| What you will do |
Identify all lines below that hold "Earnings" and collect them.

-- BEGIN Supplied information --

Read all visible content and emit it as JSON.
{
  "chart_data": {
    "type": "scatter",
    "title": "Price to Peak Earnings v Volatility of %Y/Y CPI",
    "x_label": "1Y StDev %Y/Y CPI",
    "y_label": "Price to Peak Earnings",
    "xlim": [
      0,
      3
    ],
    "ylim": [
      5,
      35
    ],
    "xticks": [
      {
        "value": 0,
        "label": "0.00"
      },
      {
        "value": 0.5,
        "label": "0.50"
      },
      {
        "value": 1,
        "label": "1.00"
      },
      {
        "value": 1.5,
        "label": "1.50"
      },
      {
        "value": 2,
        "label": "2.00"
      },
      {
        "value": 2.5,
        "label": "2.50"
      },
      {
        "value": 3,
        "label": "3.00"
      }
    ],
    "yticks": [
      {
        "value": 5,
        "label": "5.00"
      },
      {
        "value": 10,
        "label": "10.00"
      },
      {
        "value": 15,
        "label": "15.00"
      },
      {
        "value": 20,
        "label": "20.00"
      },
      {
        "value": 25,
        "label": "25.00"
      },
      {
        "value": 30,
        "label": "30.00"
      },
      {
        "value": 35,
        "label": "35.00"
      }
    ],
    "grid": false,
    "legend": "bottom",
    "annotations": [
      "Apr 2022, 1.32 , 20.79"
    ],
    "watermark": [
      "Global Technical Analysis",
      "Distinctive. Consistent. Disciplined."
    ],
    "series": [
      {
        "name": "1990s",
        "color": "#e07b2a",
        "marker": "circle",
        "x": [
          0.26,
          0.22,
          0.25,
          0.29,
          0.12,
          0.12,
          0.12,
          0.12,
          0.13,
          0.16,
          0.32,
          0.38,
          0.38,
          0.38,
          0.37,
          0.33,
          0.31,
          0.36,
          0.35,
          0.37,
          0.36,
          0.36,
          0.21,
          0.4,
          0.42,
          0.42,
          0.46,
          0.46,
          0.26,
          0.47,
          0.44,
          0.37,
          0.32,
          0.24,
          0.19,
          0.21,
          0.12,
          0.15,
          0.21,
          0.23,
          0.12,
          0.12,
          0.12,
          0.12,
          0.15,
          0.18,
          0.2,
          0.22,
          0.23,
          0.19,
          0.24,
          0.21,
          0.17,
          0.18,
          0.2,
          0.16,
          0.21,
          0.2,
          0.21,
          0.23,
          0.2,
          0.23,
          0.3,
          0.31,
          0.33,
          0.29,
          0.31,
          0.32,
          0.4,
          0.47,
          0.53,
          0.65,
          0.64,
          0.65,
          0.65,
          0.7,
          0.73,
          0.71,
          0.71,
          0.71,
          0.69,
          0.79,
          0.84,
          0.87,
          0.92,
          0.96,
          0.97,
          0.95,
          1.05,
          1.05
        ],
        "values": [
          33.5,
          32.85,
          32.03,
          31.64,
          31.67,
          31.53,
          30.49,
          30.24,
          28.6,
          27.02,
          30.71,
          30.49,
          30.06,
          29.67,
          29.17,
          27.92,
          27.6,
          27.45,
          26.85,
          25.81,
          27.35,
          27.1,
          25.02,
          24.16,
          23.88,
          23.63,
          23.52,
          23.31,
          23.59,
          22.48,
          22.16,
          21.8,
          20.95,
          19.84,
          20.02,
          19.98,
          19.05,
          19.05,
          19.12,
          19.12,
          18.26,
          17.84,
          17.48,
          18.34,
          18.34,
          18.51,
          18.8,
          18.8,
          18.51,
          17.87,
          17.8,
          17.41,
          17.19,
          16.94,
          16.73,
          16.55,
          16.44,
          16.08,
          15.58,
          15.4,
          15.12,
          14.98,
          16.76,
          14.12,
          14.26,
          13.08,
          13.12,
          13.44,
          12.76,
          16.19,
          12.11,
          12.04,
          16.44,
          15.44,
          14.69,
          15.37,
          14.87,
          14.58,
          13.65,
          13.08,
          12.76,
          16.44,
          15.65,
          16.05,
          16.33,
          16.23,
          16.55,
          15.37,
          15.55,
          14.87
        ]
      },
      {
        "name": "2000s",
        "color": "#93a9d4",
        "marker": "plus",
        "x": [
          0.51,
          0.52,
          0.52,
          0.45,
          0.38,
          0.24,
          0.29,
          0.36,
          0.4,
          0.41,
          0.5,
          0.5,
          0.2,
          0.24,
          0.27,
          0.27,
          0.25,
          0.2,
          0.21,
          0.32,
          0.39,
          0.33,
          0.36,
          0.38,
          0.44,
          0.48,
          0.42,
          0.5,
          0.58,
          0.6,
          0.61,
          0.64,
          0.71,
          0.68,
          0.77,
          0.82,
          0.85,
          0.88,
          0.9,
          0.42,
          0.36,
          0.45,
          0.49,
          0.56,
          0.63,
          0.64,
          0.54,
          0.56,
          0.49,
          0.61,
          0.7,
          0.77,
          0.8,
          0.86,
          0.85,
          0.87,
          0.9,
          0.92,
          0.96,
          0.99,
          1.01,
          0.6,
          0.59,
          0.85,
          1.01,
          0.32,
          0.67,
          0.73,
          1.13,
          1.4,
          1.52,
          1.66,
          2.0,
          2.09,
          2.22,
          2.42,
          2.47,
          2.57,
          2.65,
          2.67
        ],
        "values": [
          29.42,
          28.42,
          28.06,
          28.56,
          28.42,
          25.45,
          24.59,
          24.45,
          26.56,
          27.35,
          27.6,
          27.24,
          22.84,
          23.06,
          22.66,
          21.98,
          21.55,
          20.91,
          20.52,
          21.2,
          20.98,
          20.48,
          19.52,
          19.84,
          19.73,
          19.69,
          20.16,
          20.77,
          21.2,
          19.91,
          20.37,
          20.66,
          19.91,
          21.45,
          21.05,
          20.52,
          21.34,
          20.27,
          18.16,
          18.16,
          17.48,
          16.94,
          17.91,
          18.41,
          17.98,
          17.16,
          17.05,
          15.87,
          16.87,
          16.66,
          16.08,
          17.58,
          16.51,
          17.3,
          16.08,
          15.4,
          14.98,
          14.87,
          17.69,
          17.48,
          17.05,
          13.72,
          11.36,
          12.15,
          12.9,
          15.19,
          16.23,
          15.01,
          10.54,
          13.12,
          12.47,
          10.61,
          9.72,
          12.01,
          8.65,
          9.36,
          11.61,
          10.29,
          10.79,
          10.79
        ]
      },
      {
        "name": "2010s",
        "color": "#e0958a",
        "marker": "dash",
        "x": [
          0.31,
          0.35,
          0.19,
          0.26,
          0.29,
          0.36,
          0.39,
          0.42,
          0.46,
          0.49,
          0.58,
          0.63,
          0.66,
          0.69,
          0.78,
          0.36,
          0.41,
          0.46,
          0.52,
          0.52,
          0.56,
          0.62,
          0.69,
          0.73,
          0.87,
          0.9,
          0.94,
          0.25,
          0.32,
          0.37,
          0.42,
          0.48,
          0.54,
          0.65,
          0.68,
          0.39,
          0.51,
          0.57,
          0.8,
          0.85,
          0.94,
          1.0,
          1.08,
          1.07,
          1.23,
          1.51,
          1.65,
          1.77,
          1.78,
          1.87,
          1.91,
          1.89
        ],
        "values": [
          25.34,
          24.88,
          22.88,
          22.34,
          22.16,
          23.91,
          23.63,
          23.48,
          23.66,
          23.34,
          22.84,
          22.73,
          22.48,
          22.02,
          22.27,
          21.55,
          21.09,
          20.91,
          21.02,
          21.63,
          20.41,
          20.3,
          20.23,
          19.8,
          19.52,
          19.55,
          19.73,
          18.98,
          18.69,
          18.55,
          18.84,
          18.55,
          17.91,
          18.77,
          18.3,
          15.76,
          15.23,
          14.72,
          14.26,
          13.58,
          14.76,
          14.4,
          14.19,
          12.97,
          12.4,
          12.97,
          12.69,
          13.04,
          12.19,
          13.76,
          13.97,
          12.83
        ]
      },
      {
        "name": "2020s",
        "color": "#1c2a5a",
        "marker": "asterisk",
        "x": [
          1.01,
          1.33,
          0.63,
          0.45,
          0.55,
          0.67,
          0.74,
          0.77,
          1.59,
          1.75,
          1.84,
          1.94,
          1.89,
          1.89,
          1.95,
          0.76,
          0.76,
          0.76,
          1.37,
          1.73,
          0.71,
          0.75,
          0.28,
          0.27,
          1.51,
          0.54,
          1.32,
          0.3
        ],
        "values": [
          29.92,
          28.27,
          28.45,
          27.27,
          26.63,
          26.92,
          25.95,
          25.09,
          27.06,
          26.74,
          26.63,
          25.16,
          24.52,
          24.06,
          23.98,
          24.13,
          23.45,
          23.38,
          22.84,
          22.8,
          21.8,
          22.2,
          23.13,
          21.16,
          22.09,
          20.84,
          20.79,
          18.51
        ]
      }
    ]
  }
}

-- END Supplied information --

| Problem solution |
    "title": "Price to Peak Earnings v Volatility of %Y/Y CPI",
    "y_label": "Price to Peak Earnings",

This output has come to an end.